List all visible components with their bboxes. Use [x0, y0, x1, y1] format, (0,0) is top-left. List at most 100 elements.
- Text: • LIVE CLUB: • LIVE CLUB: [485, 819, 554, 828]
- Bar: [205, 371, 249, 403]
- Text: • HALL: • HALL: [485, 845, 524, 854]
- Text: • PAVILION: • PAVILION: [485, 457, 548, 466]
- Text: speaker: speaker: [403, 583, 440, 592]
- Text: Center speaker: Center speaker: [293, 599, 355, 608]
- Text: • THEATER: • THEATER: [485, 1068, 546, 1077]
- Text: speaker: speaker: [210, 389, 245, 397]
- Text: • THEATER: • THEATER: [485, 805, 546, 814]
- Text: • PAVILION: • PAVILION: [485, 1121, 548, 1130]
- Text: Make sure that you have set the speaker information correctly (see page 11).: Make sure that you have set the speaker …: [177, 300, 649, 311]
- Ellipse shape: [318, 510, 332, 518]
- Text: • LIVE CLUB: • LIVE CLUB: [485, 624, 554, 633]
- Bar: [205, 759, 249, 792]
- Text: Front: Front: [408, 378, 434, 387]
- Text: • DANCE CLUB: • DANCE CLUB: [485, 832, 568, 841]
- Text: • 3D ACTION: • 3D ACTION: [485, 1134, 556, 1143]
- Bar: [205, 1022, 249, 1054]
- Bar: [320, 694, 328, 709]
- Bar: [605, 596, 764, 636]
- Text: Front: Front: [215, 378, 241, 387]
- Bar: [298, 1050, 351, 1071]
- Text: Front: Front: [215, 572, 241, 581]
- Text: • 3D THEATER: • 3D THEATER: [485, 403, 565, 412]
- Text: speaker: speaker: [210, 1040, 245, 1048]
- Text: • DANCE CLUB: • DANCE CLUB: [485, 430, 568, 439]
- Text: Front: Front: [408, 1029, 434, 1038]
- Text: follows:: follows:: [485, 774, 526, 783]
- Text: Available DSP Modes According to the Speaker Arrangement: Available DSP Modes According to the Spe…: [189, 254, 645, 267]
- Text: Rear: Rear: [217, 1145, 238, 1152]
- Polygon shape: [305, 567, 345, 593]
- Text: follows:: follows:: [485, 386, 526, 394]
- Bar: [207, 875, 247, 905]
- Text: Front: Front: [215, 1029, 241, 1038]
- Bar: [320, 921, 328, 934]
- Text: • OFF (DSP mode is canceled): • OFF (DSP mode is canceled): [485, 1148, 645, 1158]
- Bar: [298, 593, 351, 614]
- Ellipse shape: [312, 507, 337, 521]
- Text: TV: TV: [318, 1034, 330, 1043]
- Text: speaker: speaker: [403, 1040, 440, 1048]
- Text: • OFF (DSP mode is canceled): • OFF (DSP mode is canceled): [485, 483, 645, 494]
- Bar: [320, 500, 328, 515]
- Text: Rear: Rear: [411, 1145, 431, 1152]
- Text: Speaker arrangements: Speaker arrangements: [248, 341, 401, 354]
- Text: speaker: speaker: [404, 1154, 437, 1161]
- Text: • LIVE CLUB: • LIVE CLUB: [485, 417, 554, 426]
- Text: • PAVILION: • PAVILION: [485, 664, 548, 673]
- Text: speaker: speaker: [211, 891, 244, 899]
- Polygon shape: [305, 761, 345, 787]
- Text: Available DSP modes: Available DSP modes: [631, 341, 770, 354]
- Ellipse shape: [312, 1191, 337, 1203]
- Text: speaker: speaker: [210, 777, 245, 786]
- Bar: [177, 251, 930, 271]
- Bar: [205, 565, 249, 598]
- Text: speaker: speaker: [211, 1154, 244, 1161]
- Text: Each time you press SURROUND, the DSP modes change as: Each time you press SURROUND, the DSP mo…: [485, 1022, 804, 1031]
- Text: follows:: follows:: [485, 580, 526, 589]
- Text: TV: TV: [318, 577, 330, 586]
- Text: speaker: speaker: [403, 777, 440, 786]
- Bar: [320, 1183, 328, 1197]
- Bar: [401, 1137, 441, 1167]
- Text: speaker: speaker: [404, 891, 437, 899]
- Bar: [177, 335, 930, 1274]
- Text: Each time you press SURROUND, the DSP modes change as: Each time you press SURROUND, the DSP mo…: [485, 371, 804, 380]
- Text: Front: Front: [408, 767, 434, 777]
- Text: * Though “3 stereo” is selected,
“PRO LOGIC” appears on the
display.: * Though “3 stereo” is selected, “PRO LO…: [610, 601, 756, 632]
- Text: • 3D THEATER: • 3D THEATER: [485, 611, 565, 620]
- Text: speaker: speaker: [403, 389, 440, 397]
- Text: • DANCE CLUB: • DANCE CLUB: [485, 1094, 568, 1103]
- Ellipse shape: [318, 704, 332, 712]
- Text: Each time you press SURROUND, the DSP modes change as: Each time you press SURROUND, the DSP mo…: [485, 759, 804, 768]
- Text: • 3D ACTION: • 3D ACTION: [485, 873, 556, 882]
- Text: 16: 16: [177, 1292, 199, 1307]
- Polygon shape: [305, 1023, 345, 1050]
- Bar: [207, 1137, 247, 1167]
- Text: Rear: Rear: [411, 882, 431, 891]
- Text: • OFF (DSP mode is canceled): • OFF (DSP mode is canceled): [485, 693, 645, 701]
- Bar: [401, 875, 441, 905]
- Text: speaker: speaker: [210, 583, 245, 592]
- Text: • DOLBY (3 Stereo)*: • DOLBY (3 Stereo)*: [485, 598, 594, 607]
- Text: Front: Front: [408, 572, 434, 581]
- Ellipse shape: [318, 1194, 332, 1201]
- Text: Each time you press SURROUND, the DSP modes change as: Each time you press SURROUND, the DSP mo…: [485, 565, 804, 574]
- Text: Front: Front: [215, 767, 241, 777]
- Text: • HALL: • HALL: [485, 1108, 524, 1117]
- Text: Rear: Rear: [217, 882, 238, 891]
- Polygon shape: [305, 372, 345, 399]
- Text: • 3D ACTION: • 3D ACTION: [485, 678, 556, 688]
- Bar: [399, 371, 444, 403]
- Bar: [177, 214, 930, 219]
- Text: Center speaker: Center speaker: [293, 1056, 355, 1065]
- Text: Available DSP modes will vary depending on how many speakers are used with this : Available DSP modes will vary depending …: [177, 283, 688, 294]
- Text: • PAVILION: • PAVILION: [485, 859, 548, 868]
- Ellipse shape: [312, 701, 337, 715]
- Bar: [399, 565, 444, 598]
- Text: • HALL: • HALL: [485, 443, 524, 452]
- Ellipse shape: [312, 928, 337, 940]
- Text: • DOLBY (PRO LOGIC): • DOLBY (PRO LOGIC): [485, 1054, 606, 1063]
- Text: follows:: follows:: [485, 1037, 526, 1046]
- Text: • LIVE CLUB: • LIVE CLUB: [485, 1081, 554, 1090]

====

### Aim
Copy the rows above verbatim, from the first row through the row containing "- Text: Make", inclusive.

### Solution for this task
List all visible components with their bboxes. Use [x0, y0, x1, y1] format, (0,0) is top-left. List at most 100 elements.
- Text: • LIVE CLUB: • LIVE CLUB: [485, 819, 554, 828]
- Bar: [205, 371, 249, 403]
- Text: • HALL: • HALL: [485, 845, 524, 854]
- Text: • PAVILION: • PAVILION: [485, 457, 548, 466]
- Text: speaker: speaker: [403, 583, 440, 592]
- Text: Center speaker: Center speaker: [293, 599, 355, 608]
- Text: • THEATER: • THEATER: [485, 1068, 546, 1077]
- Text: speaker: speaker: [210, 389, 245, 397]
- Text: • THEATER: • THEATER: [485, 805, 546, 814]
- Text: • PAVILION: • PAVILION: [485, 1121, 548, 1130]
- Text: Make sure that you have set the speaker information correctly (see page 11).: Make sure that you have set the speaker …: [177, 300, 649, 311]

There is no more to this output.